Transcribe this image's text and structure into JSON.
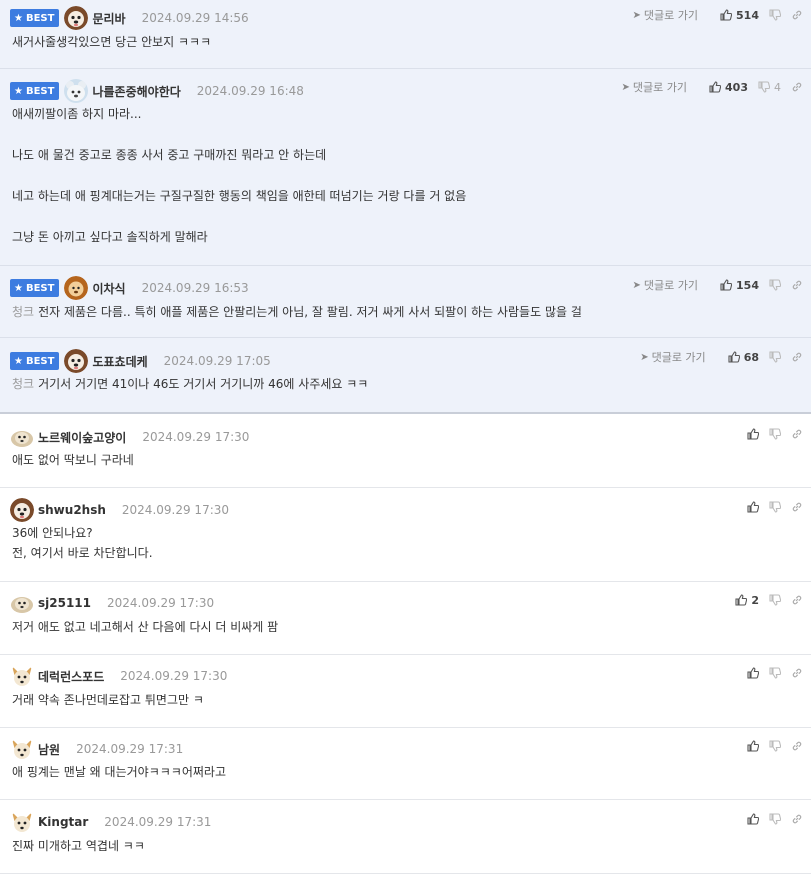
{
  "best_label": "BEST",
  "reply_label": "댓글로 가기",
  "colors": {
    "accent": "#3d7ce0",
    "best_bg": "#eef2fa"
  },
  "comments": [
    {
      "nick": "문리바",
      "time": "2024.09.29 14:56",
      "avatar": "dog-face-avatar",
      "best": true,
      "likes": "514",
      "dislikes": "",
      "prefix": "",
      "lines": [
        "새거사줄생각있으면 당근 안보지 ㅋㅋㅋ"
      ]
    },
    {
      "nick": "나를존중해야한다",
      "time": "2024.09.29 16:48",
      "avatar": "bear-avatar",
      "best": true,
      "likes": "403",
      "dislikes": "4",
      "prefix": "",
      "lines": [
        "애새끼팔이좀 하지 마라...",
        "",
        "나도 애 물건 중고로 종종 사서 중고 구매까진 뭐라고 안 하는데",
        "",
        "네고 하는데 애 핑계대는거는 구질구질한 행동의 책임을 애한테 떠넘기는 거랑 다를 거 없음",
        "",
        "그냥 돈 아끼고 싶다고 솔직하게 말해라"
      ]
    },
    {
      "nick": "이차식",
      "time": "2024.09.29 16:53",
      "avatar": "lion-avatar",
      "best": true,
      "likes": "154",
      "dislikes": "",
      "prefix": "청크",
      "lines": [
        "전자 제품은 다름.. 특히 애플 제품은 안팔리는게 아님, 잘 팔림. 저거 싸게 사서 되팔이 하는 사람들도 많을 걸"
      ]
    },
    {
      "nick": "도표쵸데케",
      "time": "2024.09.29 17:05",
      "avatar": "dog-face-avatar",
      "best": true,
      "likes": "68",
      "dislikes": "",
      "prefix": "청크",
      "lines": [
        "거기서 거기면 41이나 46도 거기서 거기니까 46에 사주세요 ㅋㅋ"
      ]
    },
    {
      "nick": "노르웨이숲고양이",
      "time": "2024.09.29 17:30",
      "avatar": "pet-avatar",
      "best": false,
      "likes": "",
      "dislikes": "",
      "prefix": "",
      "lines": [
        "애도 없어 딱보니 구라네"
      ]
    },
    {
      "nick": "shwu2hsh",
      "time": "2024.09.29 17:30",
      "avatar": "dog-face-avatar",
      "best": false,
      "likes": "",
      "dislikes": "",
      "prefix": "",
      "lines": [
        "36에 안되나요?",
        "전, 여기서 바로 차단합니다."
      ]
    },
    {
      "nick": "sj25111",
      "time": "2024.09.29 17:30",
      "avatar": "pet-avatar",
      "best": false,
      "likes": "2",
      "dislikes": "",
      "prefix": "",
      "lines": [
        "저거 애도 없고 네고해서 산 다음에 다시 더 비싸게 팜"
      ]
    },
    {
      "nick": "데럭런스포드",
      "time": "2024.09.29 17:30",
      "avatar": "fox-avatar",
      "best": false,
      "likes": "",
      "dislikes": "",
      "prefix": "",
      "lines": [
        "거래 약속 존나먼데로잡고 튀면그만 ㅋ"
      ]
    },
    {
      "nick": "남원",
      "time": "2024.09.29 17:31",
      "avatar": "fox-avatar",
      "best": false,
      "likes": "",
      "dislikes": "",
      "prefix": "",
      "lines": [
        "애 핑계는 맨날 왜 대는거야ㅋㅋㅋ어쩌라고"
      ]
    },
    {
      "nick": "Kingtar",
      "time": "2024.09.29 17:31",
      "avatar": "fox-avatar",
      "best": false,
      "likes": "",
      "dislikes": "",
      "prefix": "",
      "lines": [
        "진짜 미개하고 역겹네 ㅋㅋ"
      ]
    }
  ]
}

★ ★ ★ ★

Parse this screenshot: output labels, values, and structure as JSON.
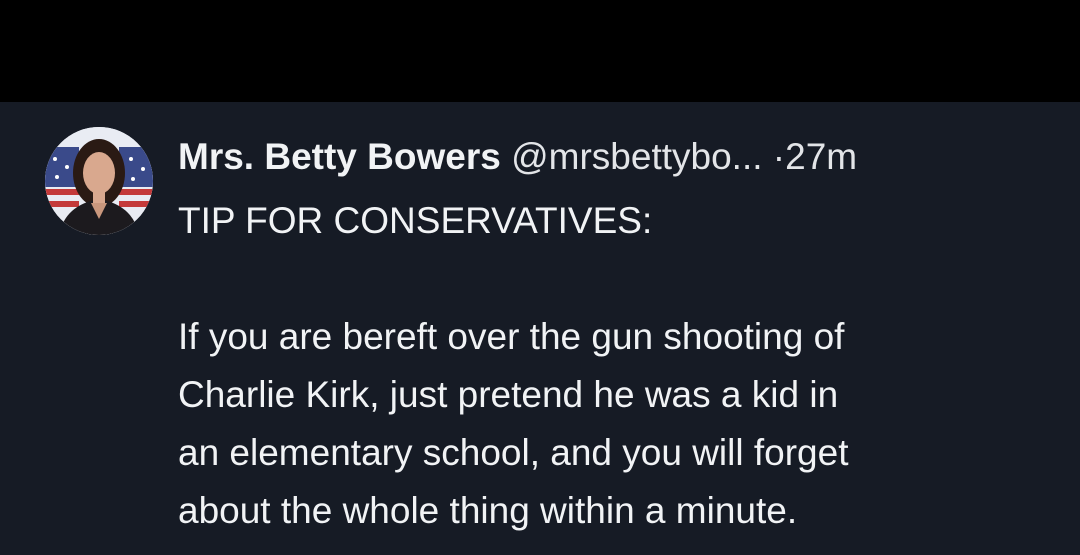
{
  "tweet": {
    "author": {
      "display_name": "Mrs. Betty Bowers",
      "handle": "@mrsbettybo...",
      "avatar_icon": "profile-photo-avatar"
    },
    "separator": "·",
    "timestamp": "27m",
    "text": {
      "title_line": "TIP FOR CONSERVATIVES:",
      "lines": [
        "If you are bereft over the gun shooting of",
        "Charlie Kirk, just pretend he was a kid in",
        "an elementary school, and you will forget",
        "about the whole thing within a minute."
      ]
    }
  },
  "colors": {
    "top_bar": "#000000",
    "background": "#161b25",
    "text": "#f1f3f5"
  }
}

★ ★ ★ ★

Exercise requirements: From the data above, pick out each line containing "nick" and copy it.

Solution to the exercise:
      "nick": "문리바",
      "nick": "나를존중해야한다",
      "nick": "이차식",
      "nick": "도표쵸데케",
      "nick": "노르웨이숲고양이",
      "nick": "shwu2hsh",
      "nick": "sj25111",
      "nick": "데럭런스포드",
      "nick": "남원",
      "nick": "Kingtar",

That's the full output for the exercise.